▶ [SOURCE EXTRACT]:
** Begin **
Jung Chang has written a book that will stay with the reader for a long time. Born in 1952, she was raised, mostly by her Grandmother, under the rule of Chairman Mao.

Her parents were "high Officials" who were greatly respected by their co-workers and friends, and great believers in Mao's communist dream. Jung Chang tells us in passionate detail how, after the "Cultural Revolution", both her Parents were persecuted and at various points in their lives, imprisoned or sent to remote camps to work for redemption for their crimes against chairman Mao.

At the time Jung had little knowledge about just what her parents were going through, both of them believed in communism, both of them revered Mao, and yet they were being punished.

Mao had cleverly manipulated the population of China with mind games; he suppressed information to the masses and used their ignorance to turn them against each other for the greater cause.
** End **
▶ [RECORDS PROVIDED]:
** Begin **
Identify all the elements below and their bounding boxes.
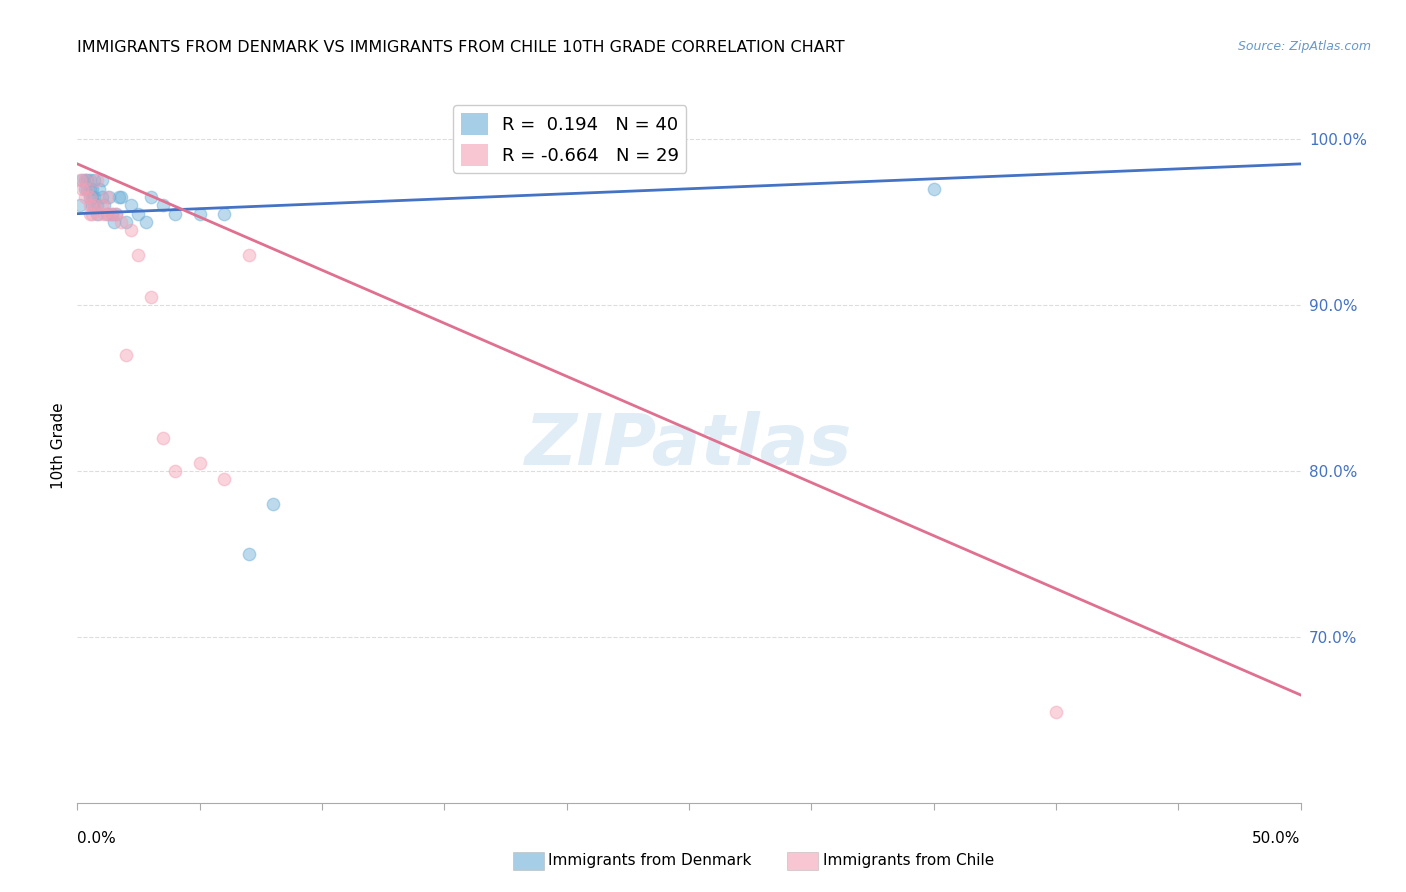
** End **
** Begin **
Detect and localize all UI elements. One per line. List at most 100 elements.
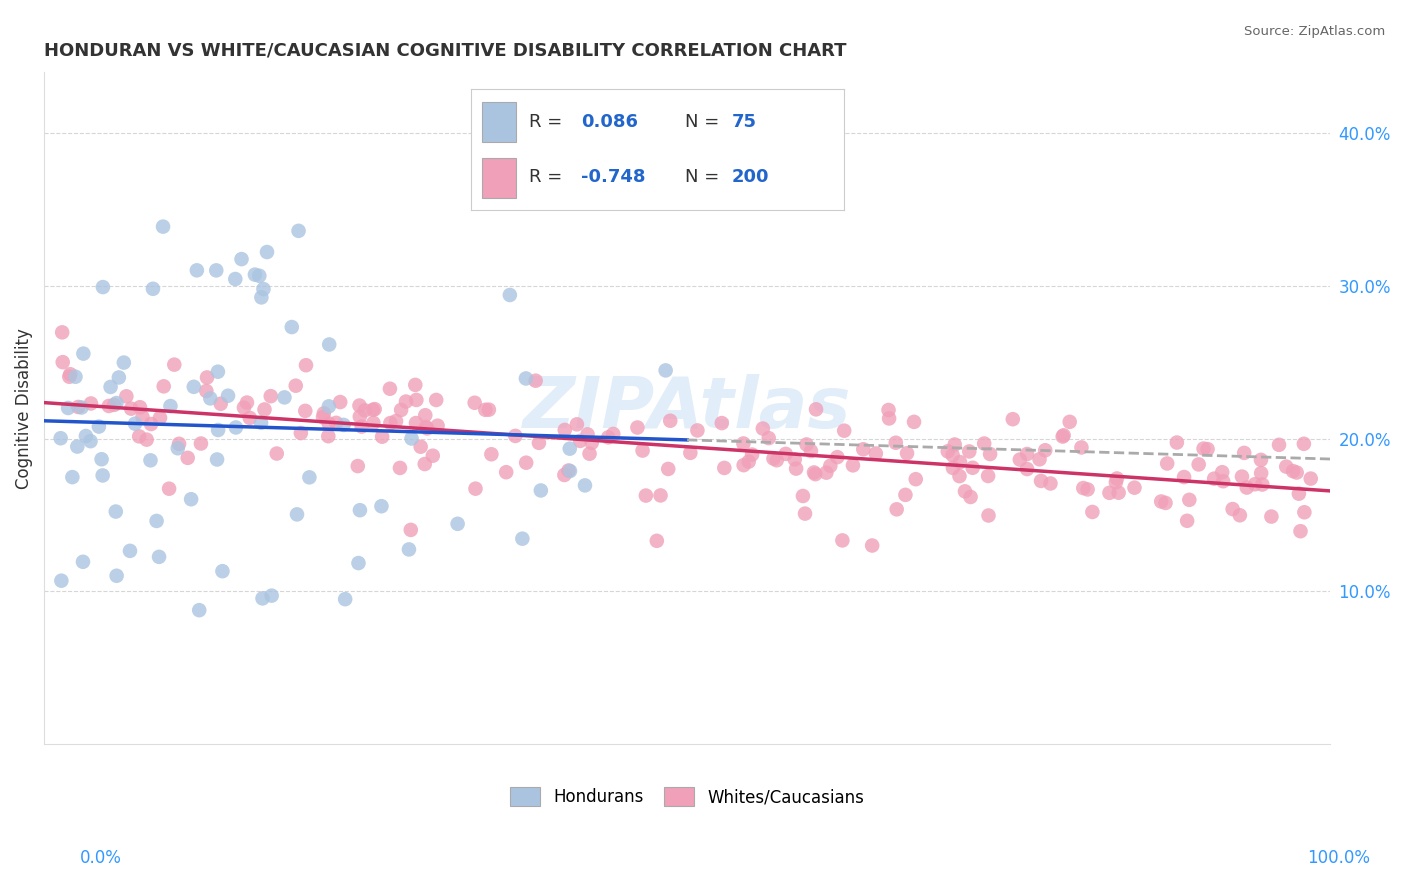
** End **
▶ [PROBLEMS AND TASKS]:
a - Reproduce the book review from "Jung Chang has" to "against chairman Mao.".
b - Answer these questions from the book review:
(i) In what year was Jung Chang born?
(ii) Who mostly raised her?
(iii) According to the review, what did Mao suppress to the masses?
The items play no part here.

▶ [SOLUTIONS TO THE EXERCISE]:
a -
Jung Chang has written a book that will stay with the reader for a long time. Born in 1952, she was raised, mostly by her Grandmother, under the rule of Chairman Mao.

Her parents were "high Officials" who were greatly respected by their co-workers and friends, and great believers in Mao's communist dream. Jung Chang tells us in passionate detail how, after the "Cultural Revolution", both her Parents were persecuted and at various points in their lives, imprisoned or sent to remote camps to work for redemption for their crimes against chairman Mao.

b -
(i) 1952
(ii) Her grandmother
(iii) Information